Pierre Alechinsky & Antonin Artaud, Le gi li gi li

Pierre Alechinsky & Antonin Artaud, Le gi li gi li

Pierre Alechinsky et les glossolalies

Personne mieux qu’Alechinsky n’est capable de rendre aux glossolalies d’Artaud ce qui leur appartient. A la marge qu’invente le poète, répond ce que l’artiste impose sur les documents qui lui servent de support. Dans les deux cas, le langage plastique ou littéraire devient invective. Il est le fruit d’une élaboration viscérale venue des vieilles genèses comme du chaos.
Rendant des sensations nouvelles, les langues brisent le logos et les images admises pour laisser apparaître un sujet souverainement expressif. Surgissent des vagissements du vieil enfant qui porte en lui la force sonore de sa souffrance, aussi étouffée qu’haletante. Ils résonnent comme un chant antique mastiqué par une énorme bouche, d’abord épouvantablement refoulée mais qui, orgueilleuse, a finalement su oser un flux lyrique tissé en torsades qui scandent la « blessure obscène » (Artaud).
+++
> _Questions à traiter_
- 1) Répondez à ces questions sur le texte consacré à Alechinsky et Artaud :
(a) Dans les deux cas, que devient le langage plastique ou littéraire ?
(b) Sur quoi l'artiste impose-t-il son travail ?
(c) Quelle expression d'Artaud est citée entre guillemets à la fin ?
- 2) Poursuivez le texte sur Alechinsky et Artaud à la suite de sa dernière phrase.

> _Informations extraites_
+++
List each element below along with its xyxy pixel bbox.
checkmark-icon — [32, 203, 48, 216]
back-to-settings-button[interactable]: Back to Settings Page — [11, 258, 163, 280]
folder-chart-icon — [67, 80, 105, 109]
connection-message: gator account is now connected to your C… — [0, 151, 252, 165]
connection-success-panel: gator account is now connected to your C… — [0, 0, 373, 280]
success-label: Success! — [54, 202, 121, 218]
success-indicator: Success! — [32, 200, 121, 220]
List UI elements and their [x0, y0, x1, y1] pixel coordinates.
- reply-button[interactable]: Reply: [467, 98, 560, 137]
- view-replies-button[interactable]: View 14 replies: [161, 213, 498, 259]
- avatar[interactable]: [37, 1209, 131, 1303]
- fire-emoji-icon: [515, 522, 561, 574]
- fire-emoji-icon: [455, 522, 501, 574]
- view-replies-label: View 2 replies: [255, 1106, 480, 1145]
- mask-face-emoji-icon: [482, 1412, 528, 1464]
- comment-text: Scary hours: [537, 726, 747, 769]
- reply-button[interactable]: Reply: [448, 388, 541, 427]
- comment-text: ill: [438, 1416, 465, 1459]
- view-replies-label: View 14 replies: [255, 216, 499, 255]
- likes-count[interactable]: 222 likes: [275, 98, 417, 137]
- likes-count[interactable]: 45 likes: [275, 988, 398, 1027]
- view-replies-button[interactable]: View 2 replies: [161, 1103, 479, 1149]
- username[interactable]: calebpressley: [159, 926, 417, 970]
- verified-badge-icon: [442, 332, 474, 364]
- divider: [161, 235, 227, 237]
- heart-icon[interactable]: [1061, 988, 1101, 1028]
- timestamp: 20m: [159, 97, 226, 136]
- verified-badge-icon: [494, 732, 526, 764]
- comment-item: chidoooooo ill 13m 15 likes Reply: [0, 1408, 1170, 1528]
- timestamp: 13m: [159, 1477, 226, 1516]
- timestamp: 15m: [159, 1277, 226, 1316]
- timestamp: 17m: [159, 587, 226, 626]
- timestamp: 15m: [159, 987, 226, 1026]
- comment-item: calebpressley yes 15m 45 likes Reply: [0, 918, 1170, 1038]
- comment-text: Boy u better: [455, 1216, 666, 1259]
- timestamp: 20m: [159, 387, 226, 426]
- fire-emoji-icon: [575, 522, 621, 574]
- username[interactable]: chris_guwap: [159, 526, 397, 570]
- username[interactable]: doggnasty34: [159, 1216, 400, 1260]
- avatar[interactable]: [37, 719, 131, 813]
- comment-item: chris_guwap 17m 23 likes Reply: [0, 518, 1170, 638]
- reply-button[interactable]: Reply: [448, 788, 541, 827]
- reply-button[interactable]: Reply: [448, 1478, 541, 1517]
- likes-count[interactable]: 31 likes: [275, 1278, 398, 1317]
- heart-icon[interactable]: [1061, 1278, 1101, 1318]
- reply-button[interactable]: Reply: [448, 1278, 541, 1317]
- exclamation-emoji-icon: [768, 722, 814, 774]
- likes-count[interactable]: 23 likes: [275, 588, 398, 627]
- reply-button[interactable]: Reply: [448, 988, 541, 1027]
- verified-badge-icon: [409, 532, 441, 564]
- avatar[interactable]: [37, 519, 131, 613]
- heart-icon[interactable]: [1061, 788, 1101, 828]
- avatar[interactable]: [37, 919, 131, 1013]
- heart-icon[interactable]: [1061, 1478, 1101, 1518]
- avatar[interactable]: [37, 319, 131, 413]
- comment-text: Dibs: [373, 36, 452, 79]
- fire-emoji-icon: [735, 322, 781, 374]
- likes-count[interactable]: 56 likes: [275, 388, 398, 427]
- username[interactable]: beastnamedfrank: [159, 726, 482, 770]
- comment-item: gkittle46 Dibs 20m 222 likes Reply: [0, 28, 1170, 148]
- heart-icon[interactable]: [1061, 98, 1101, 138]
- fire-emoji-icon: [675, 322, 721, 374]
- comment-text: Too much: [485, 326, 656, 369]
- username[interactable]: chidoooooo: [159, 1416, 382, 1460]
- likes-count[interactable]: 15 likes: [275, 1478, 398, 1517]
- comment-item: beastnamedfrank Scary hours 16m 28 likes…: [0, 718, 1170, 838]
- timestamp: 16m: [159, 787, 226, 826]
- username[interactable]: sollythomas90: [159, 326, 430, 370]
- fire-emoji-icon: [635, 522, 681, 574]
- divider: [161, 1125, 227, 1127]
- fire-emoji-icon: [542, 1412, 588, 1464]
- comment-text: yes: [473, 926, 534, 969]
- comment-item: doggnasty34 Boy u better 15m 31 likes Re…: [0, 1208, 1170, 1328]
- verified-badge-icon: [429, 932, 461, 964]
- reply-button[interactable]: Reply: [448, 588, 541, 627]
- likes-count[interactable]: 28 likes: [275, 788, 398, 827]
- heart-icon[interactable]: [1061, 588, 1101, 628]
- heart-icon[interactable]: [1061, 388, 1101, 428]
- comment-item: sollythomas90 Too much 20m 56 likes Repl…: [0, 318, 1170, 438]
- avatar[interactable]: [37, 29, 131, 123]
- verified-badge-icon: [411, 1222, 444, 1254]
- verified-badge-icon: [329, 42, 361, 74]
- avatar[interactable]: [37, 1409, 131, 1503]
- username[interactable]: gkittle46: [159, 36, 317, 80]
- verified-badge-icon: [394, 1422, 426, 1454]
+++
> _Réponses ci-dessous_
- 1)
(a) Il devient invective.
(b) Sur les documents qui lui servent de support.
(c) « blessure obscène »

- 2)
Par delà l’arthrose des mots et des rouages représentatifs de l’art, de tels travaux décoincent les langages à travers divers accrocs. Ils sont soudain capables de devenir des “ machines à briser les liaisons de l’être ” (Artaud) comme celles qui lui servaient jusque-là à (croire) communiquer de manière servile. Ne demeure que ce qui écorche la langue au moyen de jaillissements, d’explosions. Elles déchirent la linéarité du discours en scansions phoniques, syllabe par syllabe.
La simple vidange des images ou des mots ne suffit plus. L’expulsion prend une autre facture afin de faire oeuvre à part entière. Et si Flaubert avait su “ gueuler ” de manière expérimentale, Artaud donne forme à un espace à la fois phonique et graphique qu’Alechinsky reprend à travers un corpus écorché. Il prolonge celui du « supplicié de la langue » en son ultime retranchement, en son dernier théâtre écrit de la cruauté.

jean-paul gavard-perret

Pierre Alechinsky & Antonin Artaud, Le gi li gi li, Fata Morgana, Fontfroide le Haut, 2018, 20 p.